--- begin PROVIDED DATA ---
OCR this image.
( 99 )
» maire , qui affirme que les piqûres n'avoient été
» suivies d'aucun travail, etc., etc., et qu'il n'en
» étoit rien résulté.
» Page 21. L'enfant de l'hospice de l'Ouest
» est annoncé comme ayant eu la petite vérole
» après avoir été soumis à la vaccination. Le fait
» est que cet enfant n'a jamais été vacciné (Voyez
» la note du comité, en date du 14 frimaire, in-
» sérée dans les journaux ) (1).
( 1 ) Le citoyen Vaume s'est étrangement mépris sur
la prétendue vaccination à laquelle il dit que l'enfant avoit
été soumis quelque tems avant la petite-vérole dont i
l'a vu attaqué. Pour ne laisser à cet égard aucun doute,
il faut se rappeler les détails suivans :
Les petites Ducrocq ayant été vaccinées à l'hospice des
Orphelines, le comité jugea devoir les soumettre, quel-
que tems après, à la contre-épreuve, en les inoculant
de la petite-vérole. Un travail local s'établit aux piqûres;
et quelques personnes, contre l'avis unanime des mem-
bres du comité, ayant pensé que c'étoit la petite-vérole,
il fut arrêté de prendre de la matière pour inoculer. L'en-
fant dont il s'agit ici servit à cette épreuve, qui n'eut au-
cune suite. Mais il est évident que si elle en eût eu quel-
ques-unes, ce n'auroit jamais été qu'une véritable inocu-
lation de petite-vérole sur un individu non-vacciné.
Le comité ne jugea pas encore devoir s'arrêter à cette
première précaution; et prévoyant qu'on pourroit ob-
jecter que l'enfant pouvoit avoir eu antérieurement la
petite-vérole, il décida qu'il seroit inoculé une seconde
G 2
--- end PROVIDED DATA ---
▶ **YOUR GOAL**: Retype all of the material, keeping each line exact.

▶ **TASK SOLUTION**:
OCR this image.
( 99 )
» maire , qui affirme que les piqûres n'avoient été
» suivies d'aucun travail, etc., etc., et qu'il n'en
» étoit rien résulté.
» Page 21. L'enfant de l'hospice de l'Ouest
» est annoncé comme ayant eu la petite vérole
» après avoir été soumis à la vaccination. Le fait
» est que cet enfant n'a jamais été vacciné (Voyez
» la note du comité, en date du 14 frimaire, in-
» sérée dans les journaux ) (1).
( 1 ) Le citoyen Vaume s'est étrangement mépris sur
la prétendue vaccination à laquelle il dit que l'enfant avoit
été soumis quelque tems avant la petite-vérole dont i
l'a vu attaqué. Pour ne laisser à cet égard aucun doute,
il faut se rappeler les détails suivans :
Les petites Ducrocq ayant été vaccinées à l'hospice des
Orphelines, le comité jugea devoir les soumettre, quel-
que tems après, à la contre-épreuve, en les inoculant
de la petite-vérole. Un travail local s'établit aux piqûres;
et quelques personnes, contre l'avis unanime des mem-
bres du comité, ayant pensé que c'étoit la petite-vérole,
il fut arrêté de prendre de la matière pour inoculer. L'en-
fant dont il s'agit ici servit à cette épreuve, qui n'eut au-
cune suite. Mais il est évident que si elle en eût eu quel-
ques-unes, ce n'auroit jamais été qu'une véritable inocu-
lation de petite-vérole sur un individu non-vacciné.
Le comité ne jugea pas encore devoir s'arrêter à cette
première précaution; et prévoyant qu'on pourroit ob-
jecter que l'enfant pouvoit avoir eu antérieurement la
petite-vérole, il décida qu'il seroit inoculé une seconde
G 2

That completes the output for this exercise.